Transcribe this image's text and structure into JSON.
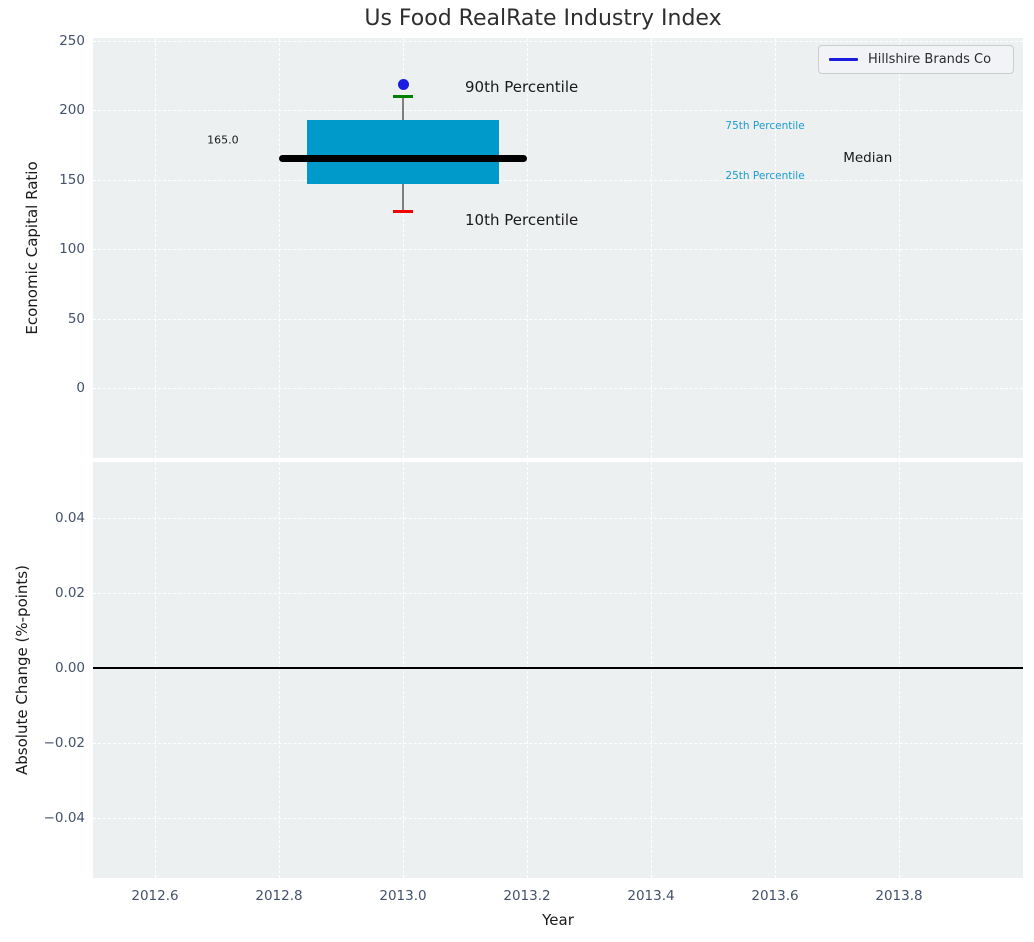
{
  "figure": {
    "title": "Us Food RealRate Industry Index"
  },
  "legend": {
    "label": "Hillshire Brands Co"
  },
  "colors": {
    "background": "#ecf0f1",
    "grid": "#ffffff",
    "box_fill": "#009ACA",
    "median_line": "#000000",
    "whisker": "#7f7f7f",
    "cap_90th": "#008000",
    "cap_10th": "#f30000",
    "company_dot": "#1c1ce0",
    "legend_line": "#1c1ce0",
    "percentile_text": "#1f9bce",
    "dark_text": "#1a1a1a",
    "tick_text": "#44526b",
    "zero_line": "#000000"
  },
  "chart_data": [
    {
      "type": "boxplot",
      "title": "Us Food RealRate Industry Index",
      "xlabel": "Year",
      "ylabel": "Economic Capital Ratio",
      "xlim": [
        2012.5,
        2014.0
      ],
      "ylim": [
        -50,
        252
      ],
      "xtick_values": [
        2012.6,
        2012.8,
        2013.0,
        2013.2,
        2013.4,
        2013.6,
        2013.8
      ],
      "xtick_labels": [
        "2012.6",
        "2012.8",
        "2013.0",
        "2013.2",
        "2013.4",
        "2013.6",
        "2013.8"
      ],
      "ytick_values": [
        250,
        200,
        150,
        100,
        50,
        0
      ],
      "ytick_labels": [
        "250",
        "200",
        "150",
        "100",
        "50",
        "0"
      ],
      "grid": "white-dashed",
      "legend_position": "upper right",
      "box": {
        "x": 2013.0,
        "p10": 127,
        "p25": 147,
        "median": 165.0,
        "p75": 193,
        "p90": 210,
        "box_halfwidth": 0.155,
        "median_halfwidth": 0.2,
        "cap_halfwidth": 0.016,
        "median_label": "165.0"
      },
      "company_point": {
        "name": "Hillshire Brands Co",
        "x": 2013.0,
        "y": 218.5
      },
      "annotations": [
        {
          "text": "90th Percentile",
          "x": 2013.1,
          "y": 216.5,
          "color": "#1a1a1a",
          "size": 15
        },
        {
          "text": "10th Percentile",
          "x": 2013.1,
          "y": 121,
          "color": "#1a1a1a",
          "size": 15
        },
        {
          "text": "75th Percentile",
          "x": 2013.52,
          "y": 188.5,
          "color": "#1f9bce",
          "size": 10.5
        },
        {
          "text": "25th Percentile",
          "x": 2013.52,
          "y": 153,
          "color": "#1f9bce",
          "size": 10.5
        },
        {
          "text": "Median",
          "x": 2013.71,
          "y": 166,
          "color": "#1a1a1a",
          "size": 13.5
        },
        {
          "text": "165.0",
          "x": 2012.684,
          "y": 178.5,
          "color": "#1a1a1a",
          "size": 11
        }
      ]
    },
    {
      "type": "line",
      "xlabel": "Year",
      "ylabel": "Absolute Change (%-points)",
      "xlim": [
        2012.5,
        2014.0
      ],
      "ylim": [
        -0.056,
        0.055
      ],
      "xtick_values": [
        2012.6,
        2012.8,
        2013.0,
        2013.2,
        2013.4,
        2013.6,
        2013.8
      ],
      "xtick_labels": [
        "2012.6",
        "2012.8",
        "2013.0",
        "2013.2",
        "2013.4",
        "2013.6",
        "2013.8"
      ],
      "ytick_values": [
        0.04,
        0.02,
        0.0,
        -0.02,
        -0.04
      ],
      "ytick_labels": [
        "0.04",
        "0.02",
        "0.00",
        "−0.02",
        "−0.04"
      ],
      "zero_line_y": 0.0,
      "series": []
    }
  ]
}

::::

_Given exercise_
Using the listing above, locate the lines that hold "Index" and copy each one.

_Answer to this exercise_
    "title": "Us Food RealRate Industry Index"
      "title": "Us Food RealRate Industry Index",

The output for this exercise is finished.